* **What you have to do**
Among the lines of this listing, determine how many contain the string "consulibus". Answer with the number only.

################

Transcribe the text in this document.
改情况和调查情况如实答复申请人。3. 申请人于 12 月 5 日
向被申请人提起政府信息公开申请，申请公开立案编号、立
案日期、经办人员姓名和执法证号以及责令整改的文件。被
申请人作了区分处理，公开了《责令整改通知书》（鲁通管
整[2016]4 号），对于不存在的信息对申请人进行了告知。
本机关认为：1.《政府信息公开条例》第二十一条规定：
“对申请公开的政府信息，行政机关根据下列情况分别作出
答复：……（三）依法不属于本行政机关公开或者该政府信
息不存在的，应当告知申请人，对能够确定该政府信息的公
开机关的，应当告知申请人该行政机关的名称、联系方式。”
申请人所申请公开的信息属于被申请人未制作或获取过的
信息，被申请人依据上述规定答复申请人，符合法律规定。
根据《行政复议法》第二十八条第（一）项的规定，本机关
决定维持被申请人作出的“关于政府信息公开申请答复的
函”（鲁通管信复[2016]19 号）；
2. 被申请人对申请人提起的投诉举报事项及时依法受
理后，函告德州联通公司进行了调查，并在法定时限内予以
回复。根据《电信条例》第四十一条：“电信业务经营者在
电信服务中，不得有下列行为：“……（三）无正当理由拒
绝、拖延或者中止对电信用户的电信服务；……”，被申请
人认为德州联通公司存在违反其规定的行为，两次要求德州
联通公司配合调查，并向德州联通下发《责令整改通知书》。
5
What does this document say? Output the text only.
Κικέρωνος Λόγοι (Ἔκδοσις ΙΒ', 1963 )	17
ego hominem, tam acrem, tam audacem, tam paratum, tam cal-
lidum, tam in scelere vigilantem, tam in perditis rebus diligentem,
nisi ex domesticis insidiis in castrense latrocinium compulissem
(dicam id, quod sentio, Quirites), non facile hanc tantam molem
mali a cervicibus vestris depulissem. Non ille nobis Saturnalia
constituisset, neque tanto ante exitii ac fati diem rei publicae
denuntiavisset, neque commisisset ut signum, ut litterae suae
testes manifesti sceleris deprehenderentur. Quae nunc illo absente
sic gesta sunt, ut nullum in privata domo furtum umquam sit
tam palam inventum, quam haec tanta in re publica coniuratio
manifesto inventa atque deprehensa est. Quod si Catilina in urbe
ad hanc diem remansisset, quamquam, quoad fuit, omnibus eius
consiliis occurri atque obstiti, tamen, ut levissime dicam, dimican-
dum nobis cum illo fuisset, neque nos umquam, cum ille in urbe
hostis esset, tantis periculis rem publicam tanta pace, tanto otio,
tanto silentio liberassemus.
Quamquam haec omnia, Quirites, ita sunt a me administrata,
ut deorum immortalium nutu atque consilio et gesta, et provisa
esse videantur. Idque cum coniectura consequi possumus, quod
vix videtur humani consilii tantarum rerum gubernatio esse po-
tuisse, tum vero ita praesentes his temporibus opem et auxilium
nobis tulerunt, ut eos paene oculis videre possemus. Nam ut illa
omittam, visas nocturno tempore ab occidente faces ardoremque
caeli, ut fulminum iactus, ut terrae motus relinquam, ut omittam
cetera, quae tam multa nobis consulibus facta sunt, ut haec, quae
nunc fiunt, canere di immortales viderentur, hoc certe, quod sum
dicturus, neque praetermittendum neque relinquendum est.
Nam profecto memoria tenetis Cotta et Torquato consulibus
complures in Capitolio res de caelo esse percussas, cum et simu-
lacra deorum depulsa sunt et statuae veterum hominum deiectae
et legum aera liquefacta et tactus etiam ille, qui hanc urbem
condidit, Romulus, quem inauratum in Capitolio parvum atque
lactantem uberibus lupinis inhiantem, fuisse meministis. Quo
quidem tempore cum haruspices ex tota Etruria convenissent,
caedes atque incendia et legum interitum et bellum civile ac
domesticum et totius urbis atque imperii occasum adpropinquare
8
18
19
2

################

* **Answer to the task**
2